(Collected data entries)
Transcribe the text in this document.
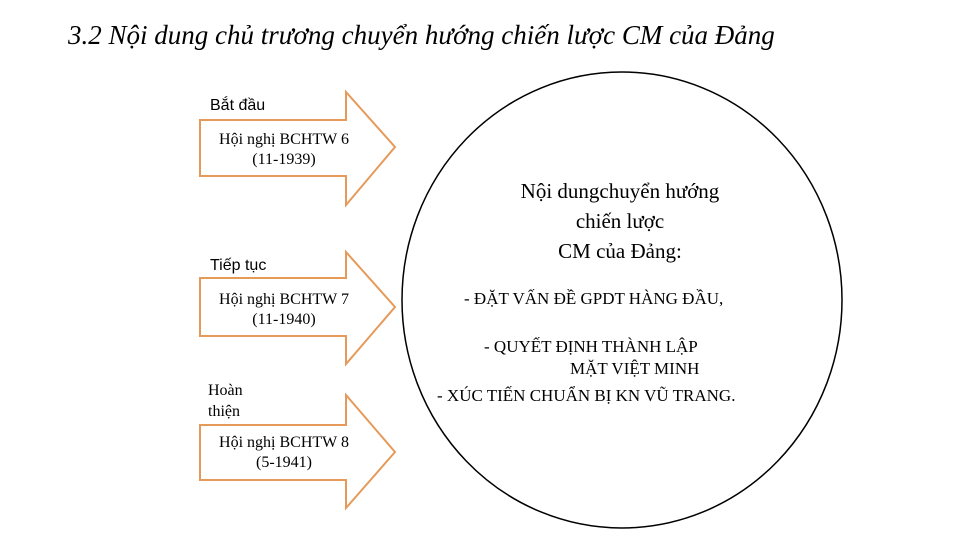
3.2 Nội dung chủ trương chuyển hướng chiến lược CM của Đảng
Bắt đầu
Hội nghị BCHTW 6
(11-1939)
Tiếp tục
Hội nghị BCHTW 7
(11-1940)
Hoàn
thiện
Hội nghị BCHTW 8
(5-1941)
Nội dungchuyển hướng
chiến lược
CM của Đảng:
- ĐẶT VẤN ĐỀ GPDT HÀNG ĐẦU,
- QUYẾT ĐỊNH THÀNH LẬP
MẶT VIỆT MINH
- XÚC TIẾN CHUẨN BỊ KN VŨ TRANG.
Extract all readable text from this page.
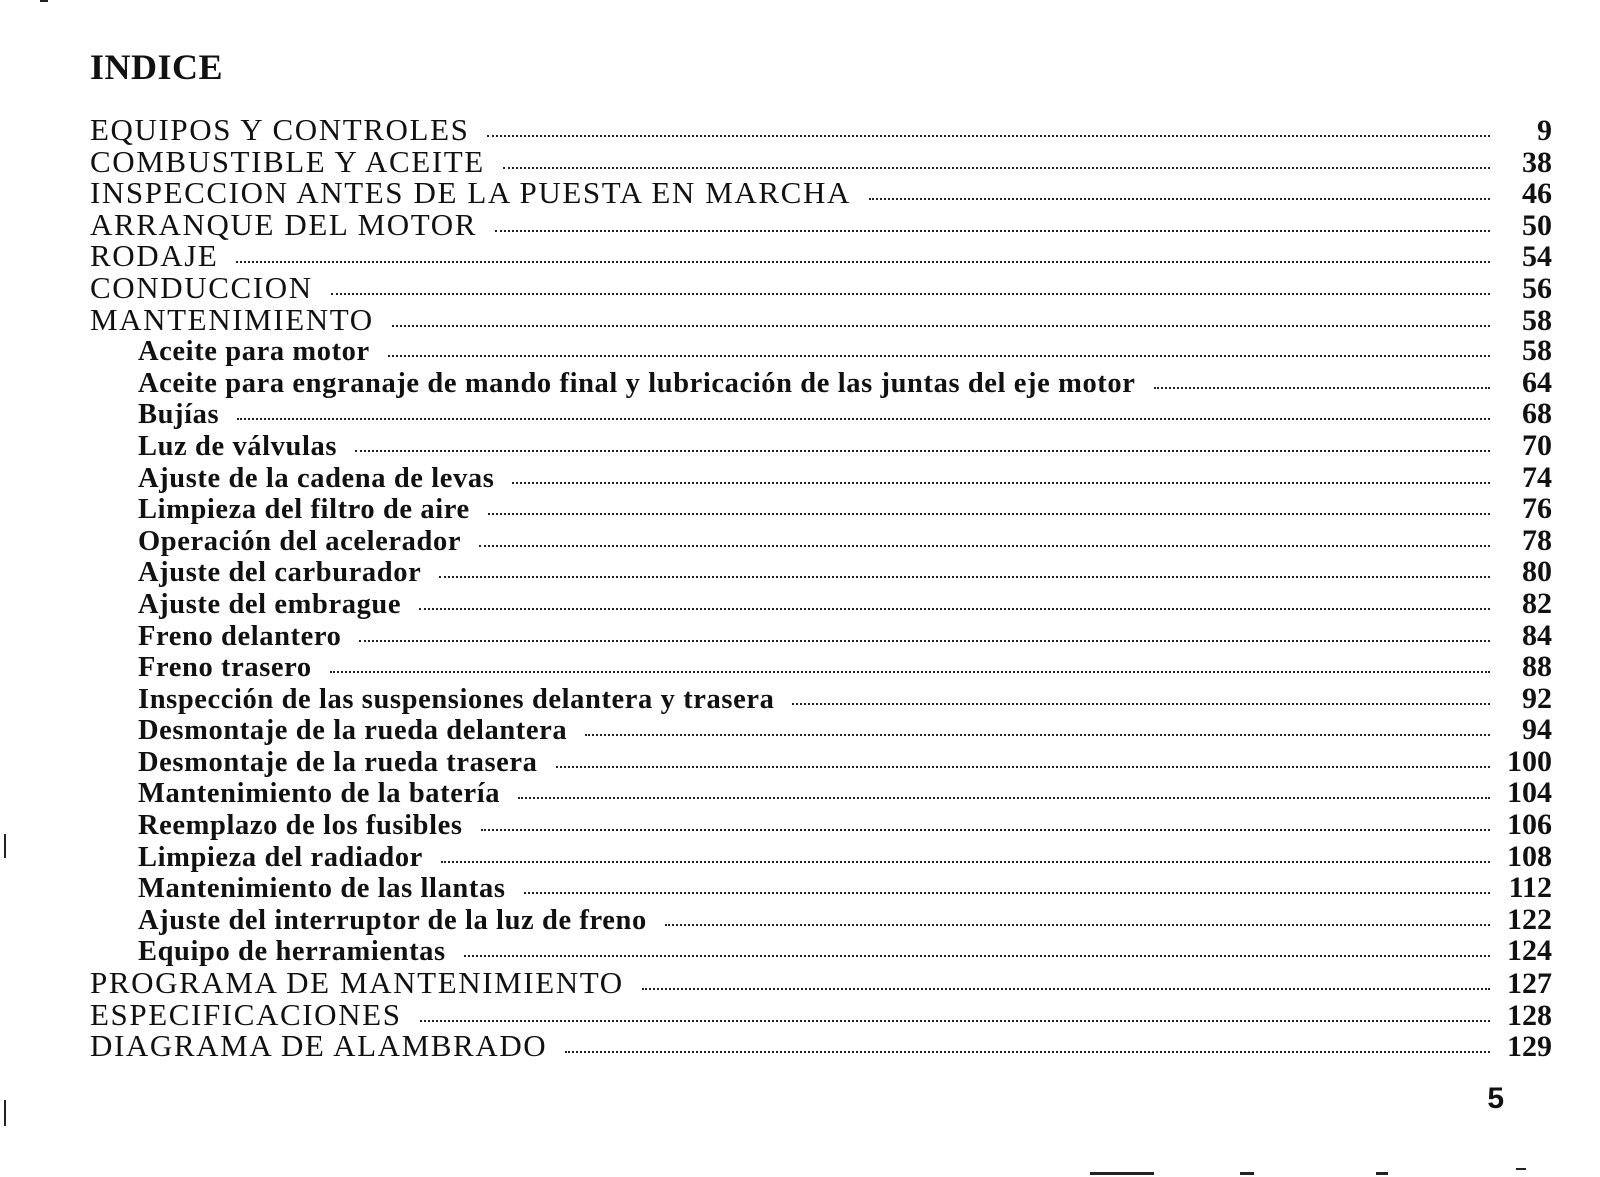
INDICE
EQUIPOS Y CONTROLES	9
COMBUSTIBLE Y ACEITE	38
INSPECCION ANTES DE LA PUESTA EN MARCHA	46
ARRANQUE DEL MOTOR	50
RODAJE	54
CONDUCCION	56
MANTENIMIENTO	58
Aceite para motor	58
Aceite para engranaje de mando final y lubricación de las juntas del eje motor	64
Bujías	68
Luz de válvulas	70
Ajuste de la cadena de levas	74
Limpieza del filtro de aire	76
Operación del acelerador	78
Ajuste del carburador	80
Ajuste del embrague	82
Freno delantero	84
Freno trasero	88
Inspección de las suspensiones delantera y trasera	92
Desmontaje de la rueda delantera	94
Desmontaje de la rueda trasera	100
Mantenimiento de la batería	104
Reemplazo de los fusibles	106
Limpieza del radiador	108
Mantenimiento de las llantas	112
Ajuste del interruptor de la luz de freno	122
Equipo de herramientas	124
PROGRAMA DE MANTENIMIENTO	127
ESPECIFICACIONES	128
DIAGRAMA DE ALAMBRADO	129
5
---
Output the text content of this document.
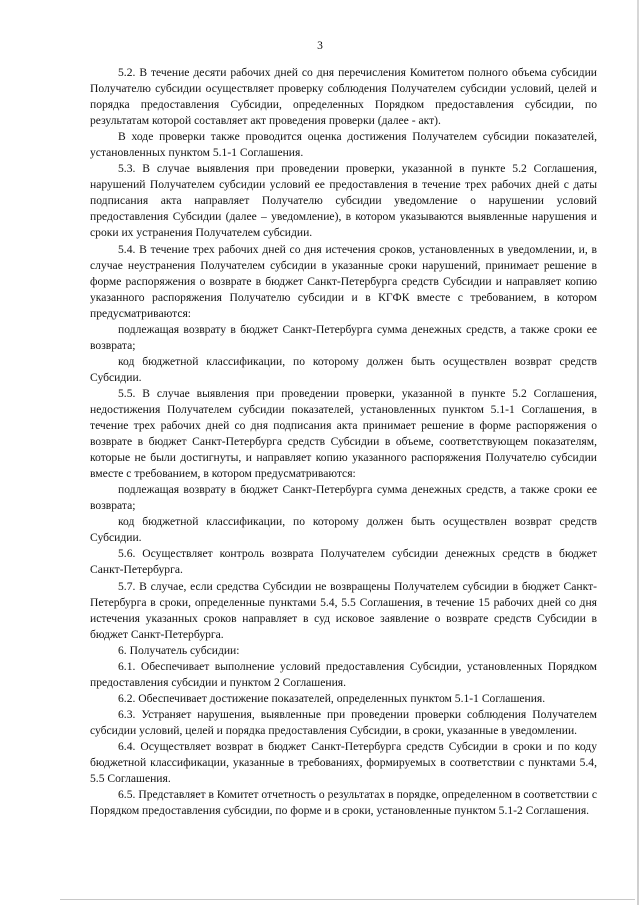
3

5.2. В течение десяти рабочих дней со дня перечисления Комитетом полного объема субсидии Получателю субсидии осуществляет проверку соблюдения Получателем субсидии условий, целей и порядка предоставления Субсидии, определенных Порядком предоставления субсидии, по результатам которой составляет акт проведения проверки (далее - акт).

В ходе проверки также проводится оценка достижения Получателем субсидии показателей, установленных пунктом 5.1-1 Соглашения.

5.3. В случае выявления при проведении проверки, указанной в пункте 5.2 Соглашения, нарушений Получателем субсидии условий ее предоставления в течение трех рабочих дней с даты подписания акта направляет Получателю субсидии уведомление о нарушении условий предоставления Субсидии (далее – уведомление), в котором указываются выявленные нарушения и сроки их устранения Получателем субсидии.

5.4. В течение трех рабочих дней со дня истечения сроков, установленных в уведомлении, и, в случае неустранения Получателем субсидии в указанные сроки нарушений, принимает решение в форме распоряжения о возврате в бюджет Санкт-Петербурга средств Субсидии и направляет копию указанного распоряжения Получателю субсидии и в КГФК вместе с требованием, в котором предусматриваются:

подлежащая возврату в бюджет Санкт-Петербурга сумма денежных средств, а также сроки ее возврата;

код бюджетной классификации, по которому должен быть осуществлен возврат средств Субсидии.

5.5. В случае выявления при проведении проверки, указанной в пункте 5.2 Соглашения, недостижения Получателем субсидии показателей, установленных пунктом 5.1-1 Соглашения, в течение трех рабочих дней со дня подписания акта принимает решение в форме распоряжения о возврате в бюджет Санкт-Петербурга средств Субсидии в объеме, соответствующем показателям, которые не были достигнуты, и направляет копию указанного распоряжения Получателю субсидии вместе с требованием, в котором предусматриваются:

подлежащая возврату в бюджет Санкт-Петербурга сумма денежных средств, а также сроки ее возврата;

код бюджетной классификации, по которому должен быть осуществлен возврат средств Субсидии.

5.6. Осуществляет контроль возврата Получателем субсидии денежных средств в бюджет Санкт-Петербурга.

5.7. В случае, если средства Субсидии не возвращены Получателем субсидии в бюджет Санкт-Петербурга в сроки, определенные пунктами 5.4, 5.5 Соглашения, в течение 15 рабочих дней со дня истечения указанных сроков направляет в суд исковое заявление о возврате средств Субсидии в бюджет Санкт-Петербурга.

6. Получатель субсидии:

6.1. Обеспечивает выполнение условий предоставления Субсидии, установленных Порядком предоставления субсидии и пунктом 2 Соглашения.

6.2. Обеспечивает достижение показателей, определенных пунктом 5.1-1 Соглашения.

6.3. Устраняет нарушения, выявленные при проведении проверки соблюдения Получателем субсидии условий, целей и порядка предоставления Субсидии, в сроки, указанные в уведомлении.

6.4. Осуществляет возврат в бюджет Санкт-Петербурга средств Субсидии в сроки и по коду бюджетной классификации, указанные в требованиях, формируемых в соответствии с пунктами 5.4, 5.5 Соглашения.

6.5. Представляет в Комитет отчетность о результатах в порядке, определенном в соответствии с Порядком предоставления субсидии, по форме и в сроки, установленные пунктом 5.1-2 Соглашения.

_PROBLEM TO WORK ON_.
In the records above, locate every line with the string "определенных" and copy it.

_CORRECT OUTPUT_.
5.2. В течение десяти рабочих дней со дня перечисления Комитетом полного объема субсидии Получателю субсидии осуществляет проверку соблюдения Получателем субсидии условий, целей и порядка предоставления Субсидии, определенных Порядком предоставления субсидии, по результатам которой составляет акт проведения проверки (далее - акт).
6.2. Обеспечивает достижение показателей, определенных пунктом 5.1-1 Соглашения.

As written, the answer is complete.